### Extracted material
>> begin
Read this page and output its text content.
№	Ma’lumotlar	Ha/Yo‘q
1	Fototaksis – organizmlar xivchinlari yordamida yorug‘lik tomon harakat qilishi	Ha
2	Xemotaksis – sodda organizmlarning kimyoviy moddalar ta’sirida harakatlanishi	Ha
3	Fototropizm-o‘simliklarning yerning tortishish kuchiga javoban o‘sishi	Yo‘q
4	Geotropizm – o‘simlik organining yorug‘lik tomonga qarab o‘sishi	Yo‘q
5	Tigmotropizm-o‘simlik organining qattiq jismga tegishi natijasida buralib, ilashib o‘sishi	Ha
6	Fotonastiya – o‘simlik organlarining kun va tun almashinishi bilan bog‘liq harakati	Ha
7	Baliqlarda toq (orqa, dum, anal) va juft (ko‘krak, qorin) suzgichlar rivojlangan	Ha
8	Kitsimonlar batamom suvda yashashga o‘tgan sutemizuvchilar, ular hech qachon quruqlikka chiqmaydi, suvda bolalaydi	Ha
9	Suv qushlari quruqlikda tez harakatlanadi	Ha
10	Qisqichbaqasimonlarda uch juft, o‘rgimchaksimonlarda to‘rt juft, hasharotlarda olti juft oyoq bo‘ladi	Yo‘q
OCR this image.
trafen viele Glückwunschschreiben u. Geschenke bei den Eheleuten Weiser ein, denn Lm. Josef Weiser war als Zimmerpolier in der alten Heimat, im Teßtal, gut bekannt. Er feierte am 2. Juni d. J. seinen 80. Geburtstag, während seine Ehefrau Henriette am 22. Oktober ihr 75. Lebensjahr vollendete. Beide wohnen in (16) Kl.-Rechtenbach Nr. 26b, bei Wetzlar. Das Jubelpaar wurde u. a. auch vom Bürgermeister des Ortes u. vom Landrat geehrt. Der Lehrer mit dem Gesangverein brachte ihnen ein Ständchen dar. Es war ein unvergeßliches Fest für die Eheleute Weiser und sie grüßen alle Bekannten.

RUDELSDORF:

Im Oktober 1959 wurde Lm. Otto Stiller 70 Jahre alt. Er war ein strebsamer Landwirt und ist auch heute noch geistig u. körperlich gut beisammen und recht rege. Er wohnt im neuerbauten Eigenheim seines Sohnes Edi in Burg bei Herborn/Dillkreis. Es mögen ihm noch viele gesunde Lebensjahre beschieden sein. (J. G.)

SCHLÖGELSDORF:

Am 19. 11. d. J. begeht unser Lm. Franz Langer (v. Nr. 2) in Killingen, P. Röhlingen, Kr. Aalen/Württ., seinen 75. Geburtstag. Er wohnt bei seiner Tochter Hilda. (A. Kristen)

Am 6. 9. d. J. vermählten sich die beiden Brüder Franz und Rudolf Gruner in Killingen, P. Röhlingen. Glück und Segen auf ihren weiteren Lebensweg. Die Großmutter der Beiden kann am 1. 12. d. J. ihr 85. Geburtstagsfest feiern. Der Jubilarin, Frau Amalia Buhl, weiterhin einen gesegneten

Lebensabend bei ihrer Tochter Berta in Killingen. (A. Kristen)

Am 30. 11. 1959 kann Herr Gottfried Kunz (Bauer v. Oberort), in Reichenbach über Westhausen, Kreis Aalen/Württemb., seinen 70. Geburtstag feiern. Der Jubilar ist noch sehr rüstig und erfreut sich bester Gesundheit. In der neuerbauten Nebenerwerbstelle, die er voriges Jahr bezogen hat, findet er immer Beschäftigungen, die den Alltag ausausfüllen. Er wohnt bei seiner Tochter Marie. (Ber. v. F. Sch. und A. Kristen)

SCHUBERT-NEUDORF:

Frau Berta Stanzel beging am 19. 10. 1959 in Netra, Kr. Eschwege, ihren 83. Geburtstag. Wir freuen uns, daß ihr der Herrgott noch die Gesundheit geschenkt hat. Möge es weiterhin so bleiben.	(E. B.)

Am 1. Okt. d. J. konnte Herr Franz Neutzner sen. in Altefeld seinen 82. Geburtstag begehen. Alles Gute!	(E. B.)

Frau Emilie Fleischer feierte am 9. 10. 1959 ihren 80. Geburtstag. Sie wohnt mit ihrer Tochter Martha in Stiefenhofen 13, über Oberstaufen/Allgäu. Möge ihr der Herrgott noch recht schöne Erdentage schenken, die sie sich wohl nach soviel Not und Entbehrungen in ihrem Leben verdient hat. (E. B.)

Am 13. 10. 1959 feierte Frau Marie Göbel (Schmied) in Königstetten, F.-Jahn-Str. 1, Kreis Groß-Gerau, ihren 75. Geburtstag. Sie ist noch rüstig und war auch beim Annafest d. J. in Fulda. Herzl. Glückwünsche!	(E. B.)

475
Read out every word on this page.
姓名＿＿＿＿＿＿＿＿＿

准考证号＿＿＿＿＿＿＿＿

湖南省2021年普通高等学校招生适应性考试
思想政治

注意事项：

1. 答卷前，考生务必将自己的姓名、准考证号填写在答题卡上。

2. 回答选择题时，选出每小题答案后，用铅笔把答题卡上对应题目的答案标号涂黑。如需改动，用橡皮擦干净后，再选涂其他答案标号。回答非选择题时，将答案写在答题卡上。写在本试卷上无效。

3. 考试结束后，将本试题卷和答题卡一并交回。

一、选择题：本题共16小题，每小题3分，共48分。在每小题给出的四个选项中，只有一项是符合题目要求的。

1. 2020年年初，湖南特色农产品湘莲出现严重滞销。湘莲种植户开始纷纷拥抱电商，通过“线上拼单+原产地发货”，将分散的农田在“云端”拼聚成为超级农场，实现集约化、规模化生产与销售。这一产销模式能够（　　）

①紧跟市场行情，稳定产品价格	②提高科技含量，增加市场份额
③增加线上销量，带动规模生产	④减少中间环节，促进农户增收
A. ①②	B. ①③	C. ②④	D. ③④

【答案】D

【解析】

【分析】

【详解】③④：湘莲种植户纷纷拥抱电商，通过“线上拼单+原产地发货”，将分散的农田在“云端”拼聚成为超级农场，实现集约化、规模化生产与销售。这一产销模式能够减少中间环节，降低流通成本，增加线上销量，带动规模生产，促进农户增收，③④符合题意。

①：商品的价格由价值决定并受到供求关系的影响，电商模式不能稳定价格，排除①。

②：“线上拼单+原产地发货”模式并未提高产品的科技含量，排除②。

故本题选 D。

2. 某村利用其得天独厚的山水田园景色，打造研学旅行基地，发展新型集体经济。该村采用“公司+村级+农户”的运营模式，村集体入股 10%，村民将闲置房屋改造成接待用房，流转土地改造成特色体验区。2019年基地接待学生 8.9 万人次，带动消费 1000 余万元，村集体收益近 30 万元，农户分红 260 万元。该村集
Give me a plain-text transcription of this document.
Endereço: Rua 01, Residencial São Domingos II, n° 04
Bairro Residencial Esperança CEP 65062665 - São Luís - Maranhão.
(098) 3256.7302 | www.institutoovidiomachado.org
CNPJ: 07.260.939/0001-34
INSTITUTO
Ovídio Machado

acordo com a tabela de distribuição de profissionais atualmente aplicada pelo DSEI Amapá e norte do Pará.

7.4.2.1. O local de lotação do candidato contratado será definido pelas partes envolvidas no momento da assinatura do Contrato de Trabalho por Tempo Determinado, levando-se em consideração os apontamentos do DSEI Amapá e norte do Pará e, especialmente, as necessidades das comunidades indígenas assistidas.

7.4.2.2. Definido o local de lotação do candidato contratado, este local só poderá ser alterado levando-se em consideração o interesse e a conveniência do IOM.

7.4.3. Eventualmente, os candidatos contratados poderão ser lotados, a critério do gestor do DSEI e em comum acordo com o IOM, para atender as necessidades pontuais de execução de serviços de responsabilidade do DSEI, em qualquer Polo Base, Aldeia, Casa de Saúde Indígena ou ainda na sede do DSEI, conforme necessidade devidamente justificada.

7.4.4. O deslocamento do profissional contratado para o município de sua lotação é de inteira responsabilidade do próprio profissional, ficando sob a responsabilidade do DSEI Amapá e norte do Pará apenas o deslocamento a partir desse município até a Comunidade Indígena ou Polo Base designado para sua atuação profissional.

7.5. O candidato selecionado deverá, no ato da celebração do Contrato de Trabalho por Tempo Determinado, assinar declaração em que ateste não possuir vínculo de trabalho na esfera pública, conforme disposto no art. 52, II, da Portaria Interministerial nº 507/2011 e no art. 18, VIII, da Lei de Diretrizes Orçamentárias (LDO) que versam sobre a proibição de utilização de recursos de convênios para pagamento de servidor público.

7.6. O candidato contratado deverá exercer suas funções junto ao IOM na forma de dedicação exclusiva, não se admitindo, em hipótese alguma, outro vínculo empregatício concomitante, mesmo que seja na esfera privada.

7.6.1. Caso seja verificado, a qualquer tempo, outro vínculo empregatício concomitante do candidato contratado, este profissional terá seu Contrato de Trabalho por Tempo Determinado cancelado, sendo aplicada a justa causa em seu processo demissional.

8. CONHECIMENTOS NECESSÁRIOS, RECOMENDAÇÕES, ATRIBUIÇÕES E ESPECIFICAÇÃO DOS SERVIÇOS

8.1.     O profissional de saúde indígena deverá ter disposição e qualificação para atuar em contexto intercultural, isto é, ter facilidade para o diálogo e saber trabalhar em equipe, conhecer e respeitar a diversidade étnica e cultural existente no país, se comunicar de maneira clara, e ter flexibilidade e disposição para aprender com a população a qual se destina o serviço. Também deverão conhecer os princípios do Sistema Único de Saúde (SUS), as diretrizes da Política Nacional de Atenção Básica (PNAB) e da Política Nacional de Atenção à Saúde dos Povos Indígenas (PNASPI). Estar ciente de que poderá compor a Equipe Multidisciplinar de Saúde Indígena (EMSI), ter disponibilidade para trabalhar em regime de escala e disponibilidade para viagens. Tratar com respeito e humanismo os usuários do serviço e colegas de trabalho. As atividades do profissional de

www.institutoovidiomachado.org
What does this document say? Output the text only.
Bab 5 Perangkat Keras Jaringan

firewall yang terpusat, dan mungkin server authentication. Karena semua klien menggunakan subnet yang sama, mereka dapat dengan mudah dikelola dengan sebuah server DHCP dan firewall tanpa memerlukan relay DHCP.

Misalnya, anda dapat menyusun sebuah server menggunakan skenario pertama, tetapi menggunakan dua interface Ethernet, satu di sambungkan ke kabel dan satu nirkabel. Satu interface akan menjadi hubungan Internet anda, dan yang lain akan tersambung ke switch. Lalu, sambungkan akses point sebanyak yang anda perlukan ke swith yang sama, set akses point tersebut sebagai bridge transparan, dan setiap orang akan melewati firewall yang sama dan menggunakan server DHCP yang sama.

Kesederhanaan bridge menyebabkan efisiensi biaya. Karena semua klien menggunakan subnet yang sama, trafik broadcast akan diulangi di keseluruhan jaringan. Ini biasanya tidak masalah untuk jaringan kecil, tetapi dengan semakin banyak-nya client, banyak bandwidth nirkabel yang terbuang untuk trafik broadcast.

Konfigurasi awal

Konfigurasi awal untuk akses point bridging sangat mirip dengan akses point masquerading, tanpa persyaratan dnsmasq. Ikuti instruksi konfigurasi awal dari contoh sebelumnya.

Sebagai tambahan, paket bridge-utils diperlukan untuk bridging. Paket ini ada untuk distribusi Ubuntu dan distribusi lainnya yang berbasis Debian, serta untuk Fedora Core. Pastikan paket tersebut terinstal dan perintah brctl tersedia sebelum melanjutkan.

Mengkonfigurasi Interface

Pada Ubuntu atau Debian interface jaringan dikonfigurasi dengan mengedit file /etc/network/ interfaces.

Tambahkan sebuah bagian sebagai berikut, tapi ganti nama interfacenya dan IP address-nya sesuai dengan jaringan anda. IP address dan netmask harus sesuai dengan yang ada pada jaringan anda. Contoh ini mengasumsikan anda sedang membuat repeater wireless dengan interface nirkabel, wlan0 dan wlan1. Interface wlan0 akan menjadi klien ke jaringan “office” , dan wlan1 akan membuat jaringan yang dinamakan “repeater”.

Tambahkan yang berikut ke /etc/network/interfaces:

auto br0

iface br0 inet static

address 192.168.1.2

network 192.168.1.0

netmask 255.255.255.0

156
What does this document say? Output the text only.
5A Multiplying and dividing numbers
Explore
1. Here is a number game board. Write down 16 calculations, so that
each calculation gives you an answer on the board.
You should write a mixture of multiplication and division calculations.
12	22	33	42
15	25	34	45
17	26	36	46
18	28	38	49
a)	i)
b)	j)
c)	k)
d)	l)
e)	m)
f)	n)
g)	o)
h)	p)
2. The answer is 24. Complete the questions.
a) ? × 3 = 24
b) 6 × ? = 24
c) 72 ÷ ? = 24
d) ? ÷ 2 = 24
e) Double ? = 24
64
>> end
### Instructions to follow
From the entries above, copy out every line where the string "Determinado" appears.

### Solution
7.4.2.1. O local de lotação do candidato contratado será definido pelas partes envolvidas no momento da assinatura do Contrato de Trabalho por Tempo Determinado, levando-se em consideração os apontamentos do DSEI Amapá e norte do Pará e, especialmente, as necessidades das comunidades indígenas assistidas.
7.5. O candidato selecionado deverá, no ato da celebração do Contrato de Trabalho por Tempo Determinado, assinar declaração em que ateste não possuir vínculo de trabalho na esfera pública, conforme disposto no art. 52, II, da Portaria Interministerial nº 507/2011 e no art. 18, VIII, da Lei de Diretrizes Orçamentárias (LDO) que versam sobre a proibição de utilização de recursos de convênios para pagamento de servidor público.
7.6.1. Caso seja verificado, a qualquer tempo, outro vínculo empregatício concomitante do candidato contratado, este profissional terá seu Contrato de Trabalho por Tempo Determinado cancelado, sendo aplicada a justa causa em seu processo demissional.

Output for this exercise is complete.